───── Provided records
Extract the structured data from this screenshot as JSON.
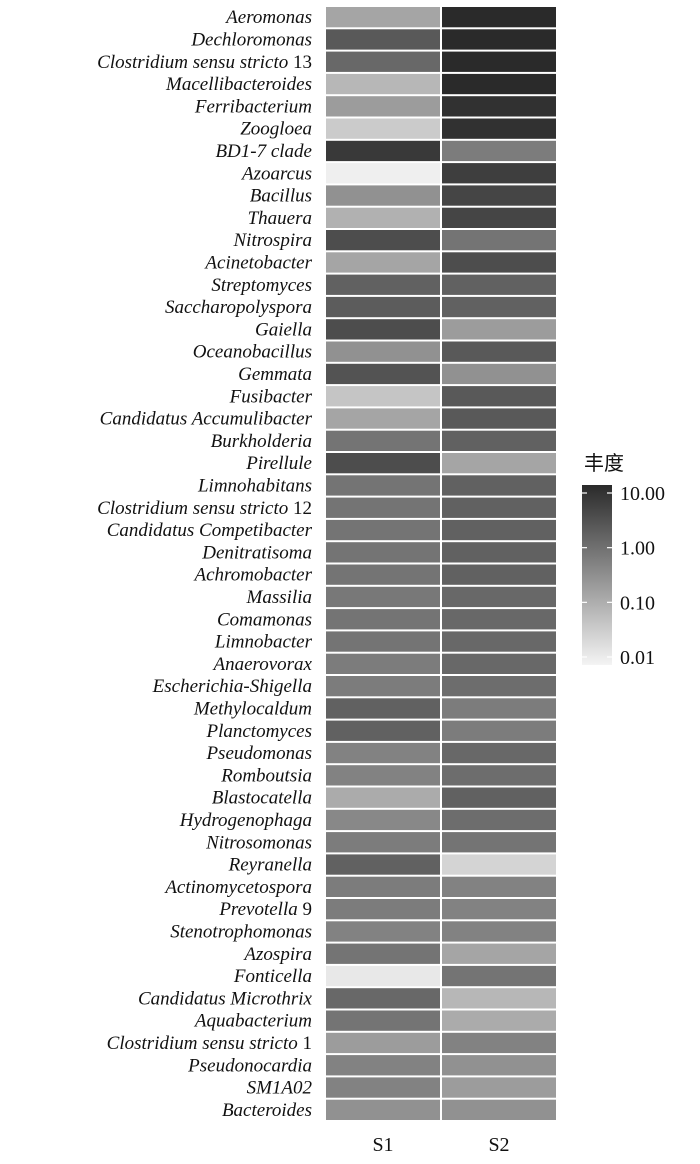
{
  "chart_data": {
    "type": "heatmap",
    "columns": [
      "S1",
      "S2"
    ],
    "rows": [
      {
        "label": "Aeromonas",
        "values": [
          0.15,
          12.0
        ]
      },
      {
        "label": "Dechloromonas",
        "values": [
          2.0,
          11.0
        ]
      },
      {
        "label": "Clostridium sensu stricto 13",
        "values": [
          1.2,
          11.0
        ]
      },
      {
        "label": "Macellibacteroides",
        "values": [
          0.08,
          10.0
        ]
      },
      {
        "label": "Ferribacterium",
        "values": [
          0.2,
          8.0
        ]
      },
      {
        "label": "Zoogloea",
        "values": [
          0.04,
          8.0
        ]
      },
      {
        "label": "BD1-7 clade",
        "values": [
          6.0,
          0.6
        ]
      },
      {
        "label": "Azoarcus",
        "values": [
          0.012,
          5.0
        ]
      },
      {
        "label": "Bacillus",
        "values": [
          0.3,
          4.0
        ]
      },
      {
        "label": "Thauera",
        "values": [
          0.1,
          4.0
        ]
      },
      {
        "label": "Nitrospira",
        "values": [
          3.0,
          0.8
        ]
      },
      {
        "label": "Acinetobacter",
        "values": [
          0.15,
          3.0
        ]
      },
      {
        "label": "Streptomyces",
        "values": [
          1.5,
          1.5
        ]
      },
      {
        "label": "Saccharopolyspora",
        "values": [
          1.8,
          1.5
        ]
      },
      {
        "label": "Gaiella",
        "values": [
          3.0,
          0.2
        ]
      },
      {
        "label": "Oceanobacillus",
        "values": [
          0.3,
          2.0
        ]
      },
      {
        "label": "Gemmata",
        "values": [
          2.5,
          0.3
        ]
      },
      {
        "label": "Fusibacter",
        "values": [
          0.05,
          2.0
        ]
      },
      {
        "label": "Candidatus Accumulibacter",
        "values": [
          0.15,
          2.0
        ]
      },
      {
        "label": "Burkholderia",
        "values": [
          0.8,
          1.5
        ]
      },
      {
        "label": "Pirellule",
        "values": [
          3.0,
          0.15
        ]
      },
      {
        "label": "Limnohabitans",
        "values": [
          0.8,
          1.5
        ]
      },
      {
        "label": "Clostridium sensu stricto 12",
        "values": [
          0.8,
          1.5
        ]
      },
      {
        "label": "Candidatus Competibacter",
        "values": [
          0.8,
          1.5
        ]
      },
      {
        "label": "Denitratisoma",
        "values": [
          0.8,
          1.5
        ]
      },
      {
        "label": "Achromobacter",
        "values": [
          0.8,
          1.5
        ]
      },
      {
        "label": "Massilia",
        "values": [
          0.7,
          1.2
        ]
      },
      {
        "label": "Comamonas",
        "values": [
          0.8,
          1.2
        ]
      },
      {
        "label": "Limnobacter",
        "values": [
          0.8,
          1.2
        ]
      },
      {
        "label": "Anaerovorax",
        "values": [
          0.6,
          1.2
        ]
      },
      {
        "label": "Escherichia-Shigella",
        "values": [
          0.6,
          1.0
        ]
      },
      {
        "label": "Methylocaldum",
        "values": [
          1.5,
          0.6
        ]
      },
      {
        "label": "Planctomyces",
        "values": [
          1.5,
          0.6
        ]
      },
      {
        "label": "Pseudomonas",
        "values": [
          0.5,
          1.2
        ]
      },
      {
        "label": "Romboutsia",
        "values": [
          0.5,
          1.0
        ]
      },
      {
        "label": "Blastocatella",
        "values": [
          0.12,
          1.5
        ]
      },
      {
        "label": "Hydrogenophaga",
        "values": [
          0.4,
          1.0
        ]
      },
      {
        "label": "Nitrosomonas",
        "values": [
          0.6,
          0.8
        ]
      },
      {
        "label": "Reyranella",
        "values": [
          1.5,
          0.03
        ]
      },
      {
        "label": "Actinomycetospora",
        "values": [
          0.6,
          0.5
        ]
      },
      {
        "label": "Prevotella 9",
        "values": [
          0.6,
          0.5
        ]
      },
      {
        "label": "Stenotrophomonas",
        "values": [
          0.5,
          0.5
        ]
      },
      {
        "label": "Azospira",
        "values": [
          0.8,
          0.15
        ]
      },
      {
        "label": "Fonticella",
        "values": [
          0.015,
          0.8
        ]
      },
      {
        "label": "Candidatus Microthrix",
        "values": [
          1.2,
          0.08
        ]
      },
      {
        "label": "Aquabacterium",
        "values": [
          0.8,
          0.12
        ]
      },
      {
        "label": "Clostridium sensu stricto 1",
        "values": [
          0.2,
          0.5
        ]
      },
      {
        "label": "Pseudonocardia",
        "values": [
          0.5,
          0.3
        ]
      },
      {
        "label": "SM1A02",
        "values": [
          0.5,
          0.2
        ]
      },
      {
        "label": "Bacteroides",
        "values": [
          0.3,
          0.3
        ]
      }
    ],
    "legend": {
      "title": "丰度",
      "ticks": [
        10.0,
        1.0,
        0.1,
        0.01
      ],
      "tick_labels": [
        "10.00",
        "1.00",
        "0.10",
        "0.01"
      ],
      "scale": "log",
      "placement": "right",
      "color_low": "#f4f4f4",
      "color_high": "#2a2a2a"
    }
  }
}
──────────
▶ **What is being asked**
Could you restate all of the data above word for word and skip every picture?

▶ **Response**
Extract the structured data from this screenshot as JSON.
{
  "chart_data": {
    "type": "heatmap",
    "columns": [
      "S1",
      "S2"
    ],
    "rows": [
      {
        "label": "Aeromonas",
        "values": [
          0.15,
          12.0
        ]
      },
      {
        "label": "Dechloromonas",
        "values": [
          2.0,
          11.0
        ]
      },
      {
        "label": "Clostridium sensu stricto 13",
        "values": [
          1.2,
          11.0
        ]
      },
      {
        "label": "Macellibacteroides",
        "values": [
          0.08,
          10.0
        ]
      },
      {
        "label": "Ferribacterium",
        "values": [
          0.2,
          8.0
        ]
      },
      {
        "label": "Zoogloea",
        "values": [
          0.04,
          8.0
        ]
      },
      {
        "label": "BD1-7 clade",
        "values": [
          6.0,
          0.6
        ]
      },
      {
        "label": "Azoarcus",
        "values": [
          0.012,
          5.0
        ]
      },
      {
        "label": "Bacillus",
        "values": [
          0.3,
          4.0
        ]
      },
      {
        "label": "Thauera",
        "values": [
          0.1,
          4.0
        ]
      },
      {
        "label": "Nitrospira",
        "values": [
          3.0,
          0.8
        ]
      },
      {
        "label": "Acinetobacter",
        "values": [
          0.15,
          3.0
        ]
      },
      {
        "label": "Streptomyces",
        "values": [
          1.5,
          1.5
        ]
      },
      {
        "label": "Saccharopolyspora",
        "values": [
          1.8,
          1.5
        ]
      },
      {
        "label": "Gaiella",
        "values": [
          3.0,
          0.2
        ]
      },
      {
        "label": "Oceanobacillus",
        "values": [
          0.3,
          2.0
        ]
      },
      {
        "label": "Gemmata",
        "values": [
          2.5,
          0.3
        ]
      },
      {
        "label": "Fusibacter",
        "values": [
          0.05,
          2.0
        ]
      },
      {
        "label": "Candidatus Accumulibacter",
        "values": [
          0.15,
          2.0
        ]
      },
      {
        "label": "Burkholderia",
        "values": [
          0.8,
          1.5
        ]
      },
      {
        "label": "Pirellule",
        "values": [
          3.0,
          0.15
        ]
      },
      {
        "label": "Limnohabitans",
        "values": [
          0.8,
          1.5
        ]
      },
      {
        "label": "Clostridium sensu stricto 12",
        "values": [
          0.8,
          1.5
        ]
      },
      {
        "label": "Candidatus Competibacter",
        "values": [
          0.8,
          1.5
        ]
      },
      {
        "label": "Denitratisoma",
        "values": [
          0.8,
          1.5
        ]
      },
      {
        "label": "Achromobacter",
        "values": [
          0.8,
          1.5
        ]
      },
      {
        "label": "Massilia",
        "values": [
          0.7,
          1.2
        ]
      },
      {
        "label": "Comamonas",
        "values": [
          0.8,
          1.2
        ]
      },
      {
        "label": "Limnobacter",
        "values": [
          0.8,
          1.2
        ]
      },
      {
        "label": "Anaerovorax",
        "values": [
          0.6,
          1.2
        ]
      },
      {
        "label": "Escherichia-Shigella",
        "values": [
          0.6,
          1.0
        ]
      },
      {
        "label": "Methylocaldum",
        "values": [
          1.5,
          0.6
        ]
      },
      {
        "label": "Planctomyces",
        "values": [
          1.5,
          0.6
        ]
      },
      {
        "label": "Pseudomonas",
        "values": [
          0.5,
          1.2
        ]
      },
      {
        "label": "Romboutsia",
        "values": [
          0.5,
          1.0
        ]
      },
      {
        "label": "Blastocatella",
        "values": [
          0.12,
          1.5
        ]
      },
      {
        "label": "Hydrogenophaga",
        "values": [
          0.4,
          1.0
        ]
      },
      {
        "label": "Nitrosomonas",
        "values": [
          0.6,
          0.8
        ]
      },
      {
        "label": "Reyranella",
        "values": [
          1.5,
          0.03
        ]
      },
      {
        "label": "Actinomycetospora",
        "values": [
          0.6,
          0.5
        ]
      },
      {
        "label": "Prevotella 9",
        "values": [
          0.6,
          0.5
        ]
      },
      {
        "label": "Stenotrophomonas",
        "values": [
          0.5,
          0.5
        ]
      },
      {
        "label": "Azospira",
        "values": [
          0.8,
          0.15
        ]
      },
      {
        "label": "Fonticella",
        "values": [
          0.015,
          0.8
        ]
      },
      {
        "label": "Candidatus Microthrix",
        "values": [
          1.2,
          0.08
        ]
      },
      {
        "label": "Aquabacterium",
        "values": [
          0.8,
          0.12
        ]
      },
      {
        "label": "Clostridium sensu stricto 1",
        "values": [
          0.2,
          0.5
        ]
      },
      {
        "label": "Pseudonocardia",
        "values": [
          0.5,
          0.3
        ]
      },
      {
        "label": "SM1A02",
        "values": [
          0.5,
          0.2
        ]
      },
      {
        "label": "Bacteroides",
        "values": [
          0.3,
          0.3
        ]
      }
    ],
    "legend": {
      "title": "丰度",
      "ticks": [
        10.0,
        1.0,
        0.1,
        0.01
      ],
      "tick_labels": [
        "10.00",
        "1.00",
        "0.10",
        "0.01"
      ],
      "scale": "log",
      "placement": "right",
      "color_low": "#f4f4f4",
      "color_high": "#2a2a2a"
    }
  }
}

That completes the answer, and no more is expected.